Exercise instructions |
Find the number of lines containing the string "xlabel" in the data. Answer with the number by itself.

Data shown |
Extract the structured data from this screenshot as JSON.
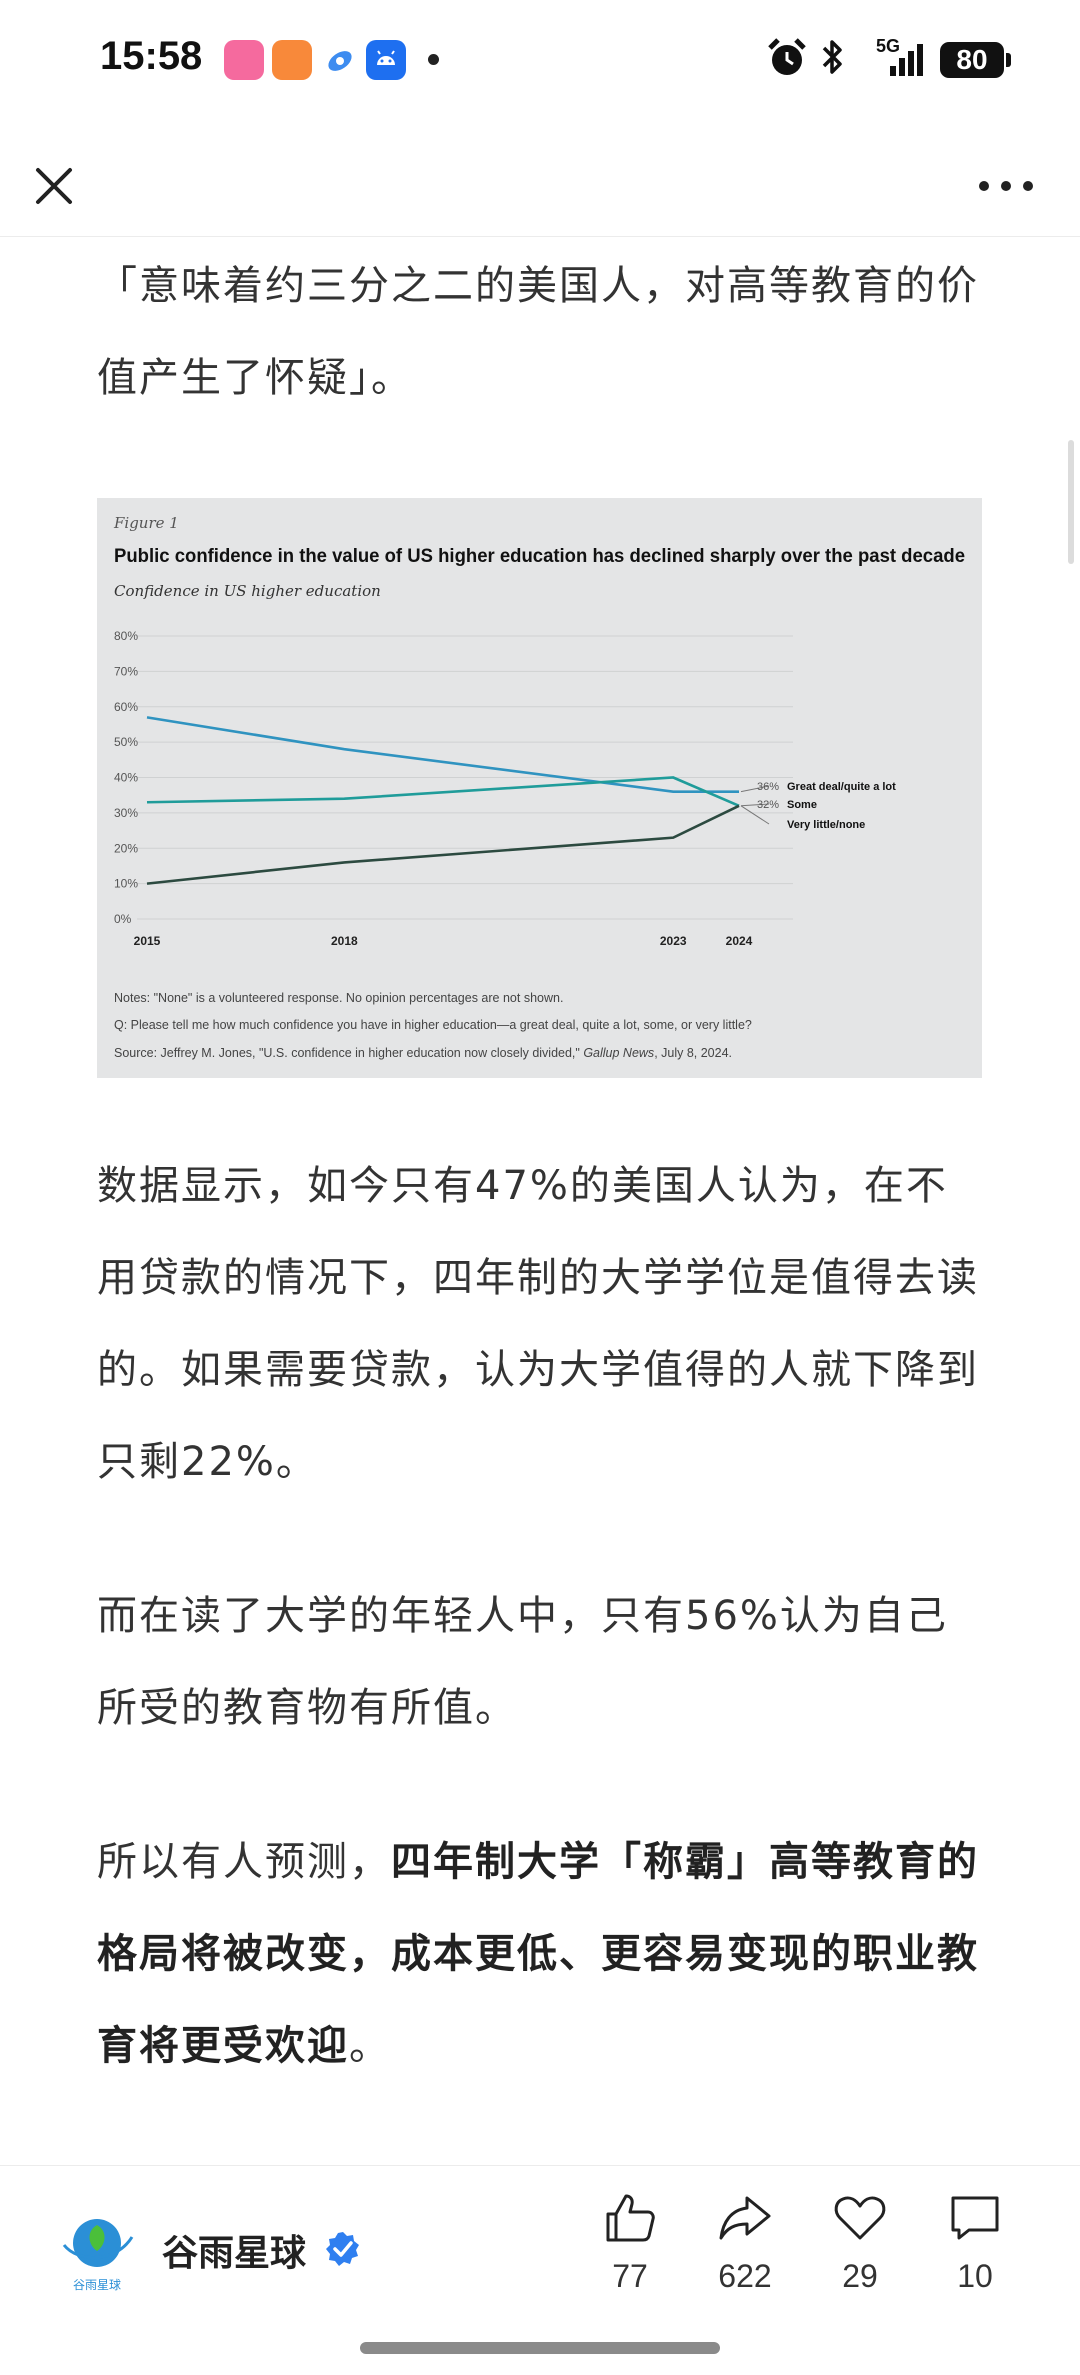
{
  "status_bar": {
    "time": "15:58",
    "battery": "80",
    "network": "5G"
  },
  "article": {
    "paragraphs": [
      {
        "text": "「意味着约三分之二的美国人，对高等教育的价值产生了怀疑」。"
      },
      {
        "text": "数据显示，如今只有47%的美国人认为，在不用贷款的情况下，四年制的大学学位是值得去读的。如果需要贷款，认为大学值得的人就下降到只剩22%。"
      },
      {
        "text": "而在读了大学的年轻人中，只有56%认为自己所受的教育物有所值。"
      },
      {
        "prefix": "所以有人预测，",
        "bold": "四年制大学「称霸」高等教育的格局将被改变，成本更低、更容易变现的职业教育将更受欢迎",
        "suffix": "。"
      }
    ]
  },
  "figure": {
    "label": "Figure 1",
    "notes": [
      "Notes: \"None\" is a volunteered response. No opinion percentages are not shown.",
      "Q: Please tell me how much confidence you have in higher education—a great deal, quite a lot, some, or very little?"
    ],
    "source_prefix": "Source: Jeffrey M. Jones, \"U.S. confidence in higher education now closely divided,\" ",
    "source_pub": "Gallup News",
    "source_suffix": ", July 8, 2024."
  },
  "chart_data": {
    "type": "line",
    "title": "Public confidence in the value of US higher education has declined sharply over the past decade",
    "subtitle": "Confidence in US higher education",
    "x": [
      2015,
      2018,
      2023,
      2024
    ],
    "x_tick_labels": [
      "2015",
      "2018",
      "2023",
      "2024"
    ],
    "y_ticks": [
      "0%",
      "10%",
      "20%",
      "30%",
      "40%",
      "50%",
      "60%",
      "70%",
      "80%"
    ],
    "ylim": [
      0,
      80
    ],
    "grid": true,
    "legend": "inline-right",
    "series": [
      {
        "name": "Great deal/quite a lot",
        "values": [
          57,
          48,
          36,
          36
        ],
        "end_label": "36%",
        "color": "#2f93c0"
      },
      {
        "name": "Some",
        "values": [
          33,
          34,
          40,
          32
        ],
        "end_label": "32%",
        "color": "#1f9c9a"
      },
      {
        "name": "Very little/none",
        "values": [
          10,
          16,
          23,
          32
        ],
        "end_label": "",
        "color": "#2c4a40"
      }
    ]
  },
  "footer": {
    "avatar_text": "谷雨星球",
    "author": "谷雨星球",
    "actions": [
      {
        "name": "like",
        "count": "77"
      },
      {
        "name": "share",
        "count": "622"
      },
      {
        "name": "favorite",
        "count": "29"
      },
      {
        "name": "comment",
        "count": "10"
      }
    ]
  }
}
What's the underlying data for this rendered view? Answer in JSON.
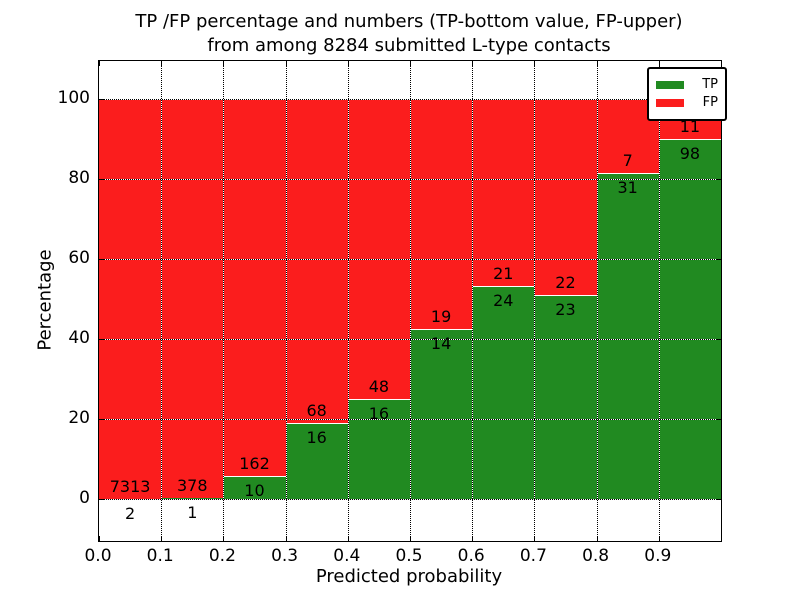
{
  "title": {
    "line1": "TP /FP percentage and numbers (TP-bottom value, FP-upper)",
    "line2": "from among 8284 submitted L-type contacts"
  },
  "chart_data": {
    "type": "bar",
    "stacked": true,
    "title": "TP /FP percentage and numbers (TP-bottom value, FP-upper) from among 8284 submitted L-type contacts",
    "total_submitted_contacts": 8284,
    "xlabel": "Predicted probability",
    "ylabel": "Percentage",
    "x_tick_labels": [
      "0.0",
      "0.1",
      "0.2",
      "0.3",
      "0.4",
      "0.5",
      "0.6",
      "0.7",
      "0.8",
      "0.9"
    ],
    "y_ticks": [
      0,
      20,
      40,
      60,
      80,
      100
    ],
    "xlim": [
      0.0,
      1.0
    ],
    "ylim": [
      -10.5,
      109.5
    ],
    "bin_width": 0.1,
    "grid": true,
    "annotation_note": "TP count below segment boundary, FP count above segment boundary; bars normalized to 100%",
    "legend": {
      "position": "upper right",
      "entries": [
        {
          "name": "TP",
          "color": "#218a21"
        },
        {
          "name": "FP",
          "color": "#fb1d1d"
        }
      ]
    },
    "bars": [
      {
        "bin": "0.0-0.1",
        "tp": 2,
        "fp": 7313
      },
      {
        "bin": "0.1-0.2",
        "tp": 1,
        "fp": 378
      },
      {
        "bin": "0.2-0.3",
        "tp": 10,
        "fp": 162
      },
      {
        "bin": "0.3-0.4",
        "tp": 16,
        "fp": 68
      },
      {
        "bin": "0.4-0.5",
        "tp": 16,
        "fp": 48
      },
      {
        "bin": "0.5-0.6",
        "tp": 14,
        "fp": 19
      },
      {
        "bin": "0.6-0.7",
        "tp": 24,
        "fp": 21
      },
      {
        "bin": "0.7-0.8",
        "tp": 23,
        "fp": 22
      },
      {
        "bin": "0.8-0.9",
        "tp": 31,
        "fp": 7
      },
      {
        "bin": "0.9-1.0",
        "tp": 98,
        "fp": 11
      }
    ]
  },
  "colors": {
    "tp": "#218a21",
    "fp": "#fb1d1d",
    "background": "#ffffff",
    "axis": "#000000"
  }
}
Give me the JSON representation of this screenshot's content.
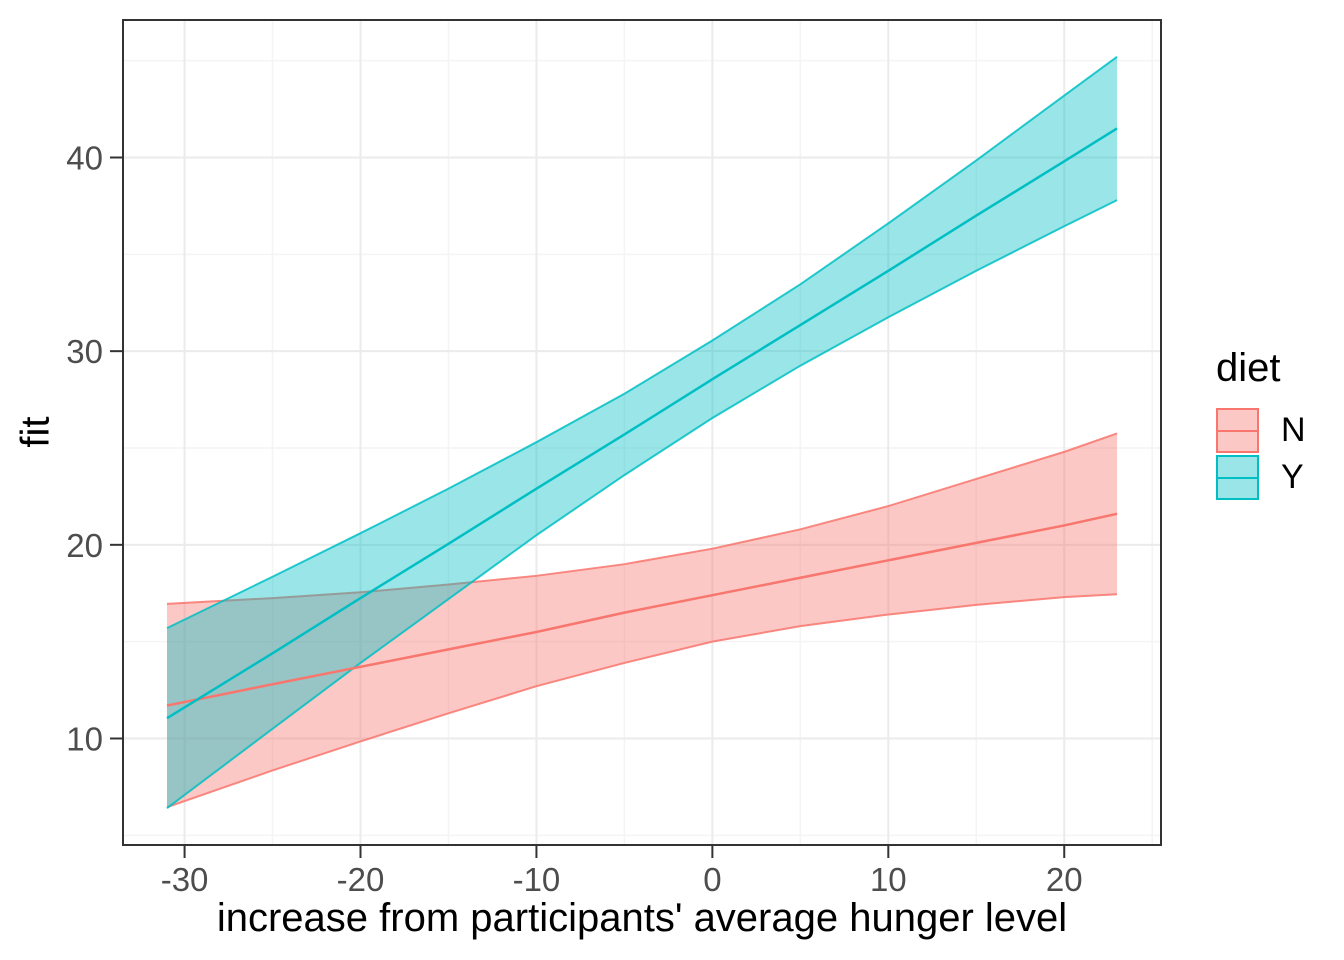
{
  "chart_data": {
    "type": "line",
    "xlabel": "increase from participants' average hunger level",
    "ylabel": "fit",
    "x_ticks": [
      -30,
      -20,
      -10,
      0,
      10,
      20
    ],
    "y_ticks": [
      10,
      20,
      30,
      40
    ],
    "xlim": [
      -33.5,
      25.5
    ],
    "ylim": [
      4.5,
      47.1
    ],
    "grid": "major-and-minor",
    "legend": {
      "title": "diet",
      "position": "right",
      "entries": [
        {
          "label": "N",
          "color": "#F8766D"
        },
        {
          "label": "Y",
          "color": "#00BFC4"
        }
      ]
    },
    "series": [
      {
        "name": "N",
        "color": "#F8766D",
        "band_opacity": 0.4,
        "x": [
          -31,
          -25,
          -20,
          -15,
          -10,
          -5,
          0,
          5,
          10,
          15,
          20,
          23
        ],
        "fit": [
          11.7,
          12.8,
          13.7,
          14.6,
          15.5,
          16.5,
          17.4,
          18.3,
          19.2,
          20.1,
          21.0,
          21.6
        ],
        "lower": [
          6.45,
          8.35,
          9.85,
          11.3,
          12.7,
          13.9,
          15.0,
          15.8,
          16.4,
          16.9,
          17.3,
          17.45
        ],
        "upper": [
          16.95,
          17.25,
          17.55,
          17.95,
          18.4,
          19.0,
          19.8,
          20.8,
          22.0,
          23.4,
          24.8,
          25.75
        ]
      },
      {
        "name": "Y",
        "color": "#00BFC4",
        "band_opacity": 0.4,
        "x": [
          -31,
          -25,
          -20,
          -15,
          -10,
          -5,
          0,
          5,
          10,
          15,
          20,
          23
        ],
        "fit": [
          11.05,
          14.4,
          17.25,
          20.05,
          22.9,
          25.7,
          28.55,
          31.35,
          34.15,
          37.0,
          39.8,
          41.5
        ],
        "lower": [
          6.4,
          10.5,
          13.9,
          17.2,
          20.5,
          23.6,
          26.55,
          29.25,
          31.75,
          34.15,
          36.45,
          37.8
        ],
        "upper": [
          15.7,
          18.35,
          20.6,
          22.9,
          25.3,
          27.8,
          30.55,
          33.45,
          36.6,
          39.85,
          43.2,
          45.2
        ]
      }
    ],
    "style": {
      "panel_background": "#FFFFFF",
      "panel_border": "#333333",
      "grid_major": "#EBEBEB",
      "grid_minor": "#F4F4F4",
      "tick_color": "#333333",
      "tick_label_color": "#4D4D4D"
    }
  }
}
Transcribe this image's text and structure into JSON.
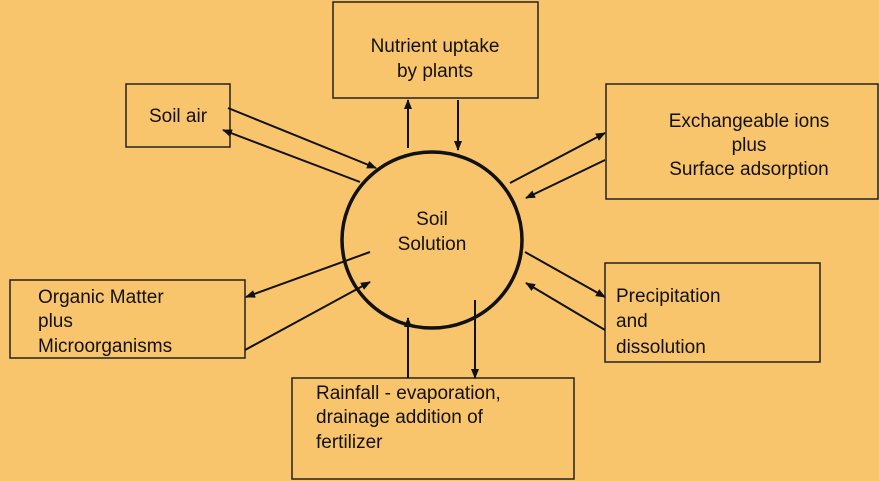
{
  "center": {
    "lines": [
      "Soil",
      "Solution"
    ]
  },
  "nodes": [
    {
      "lines": [
        "Soil air"
      ]
    },
    {
      "lines": [
        "Nutrient uptake",
        "by plants"
      ]
    },
    {
      "lines": [
        "Exchangeable ions",
        "plus",
        "Surface adsorption"
      ]
    },
    {
      "lines": [
        "Organic Matter",
        "plus",
        "Microorganisms"
      ]
    },
    {
      "lines": [
        "Precipitation",
        "and",
        "dissolution"
      ]
    },
    {
      "lines": [
        "Rainfall - evaporation,",
        "drainage addition of",
        "fertilizer"
      ]
    }
  ]
}
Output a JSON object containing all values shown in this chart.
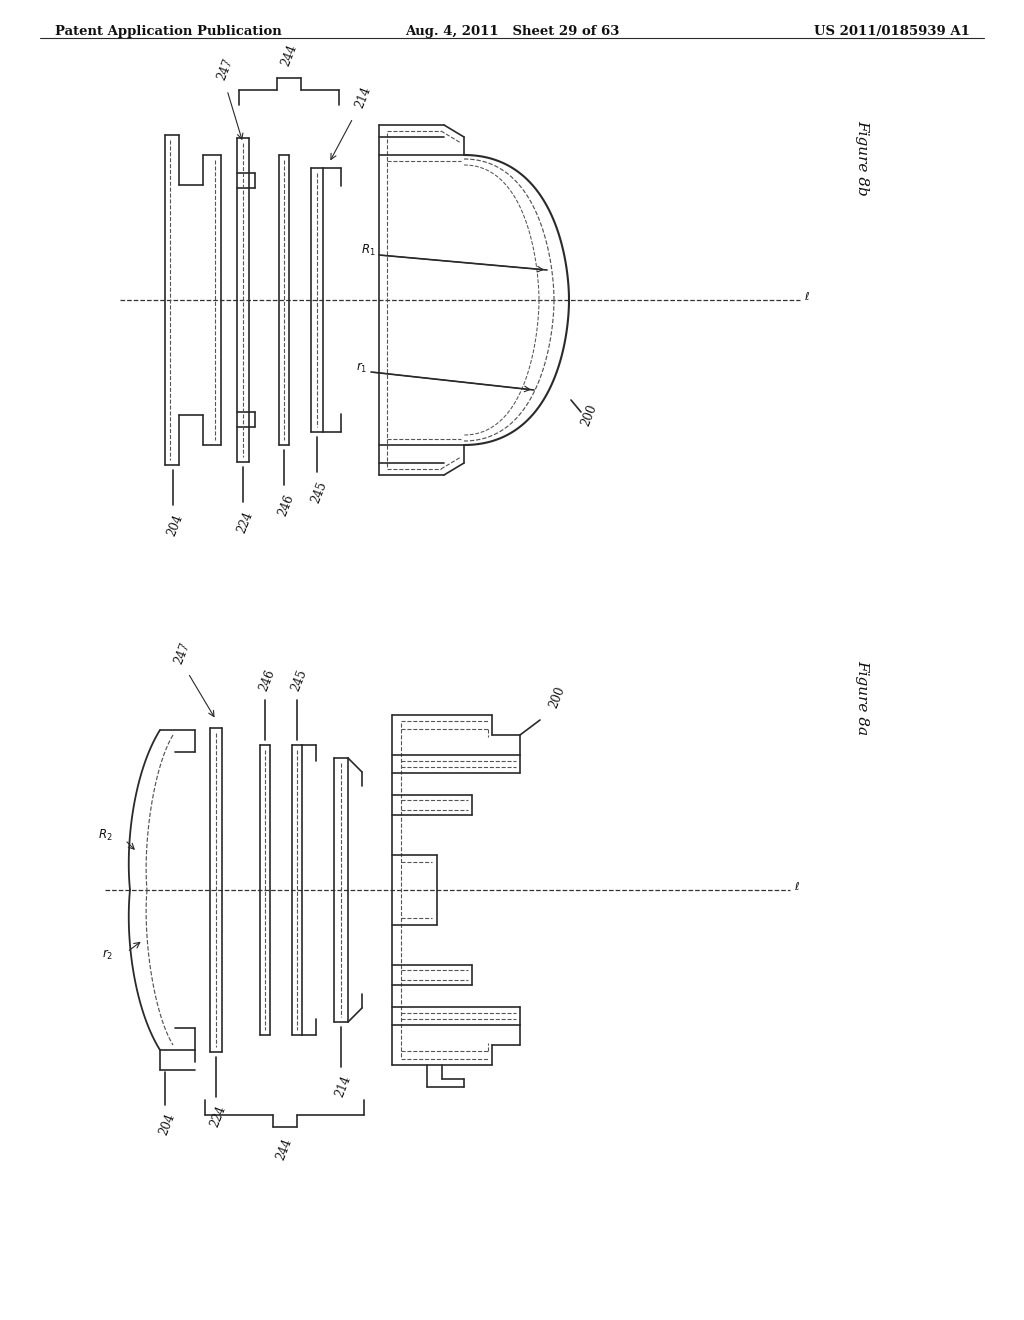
{
  "title_left": "Patent Application Publication",
  "title_center": "Aug. 4, 2011   Sheet 29 of 63",
  "title_right": "US 2011/0185939 A1",
  "fig8b_label": "Figure 8b",
  "fig8a_label": "Figure 8a",
  "background_color": "#ffffff",
  "line_color": "#2a2a2a",
  "dashed_color": "#555555",
  "text_color": "#111111",
  "header_font_size": 9.5,
  "label_font_size": 8.5,
  "fig_label_font_size": 11
}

Complete output |
2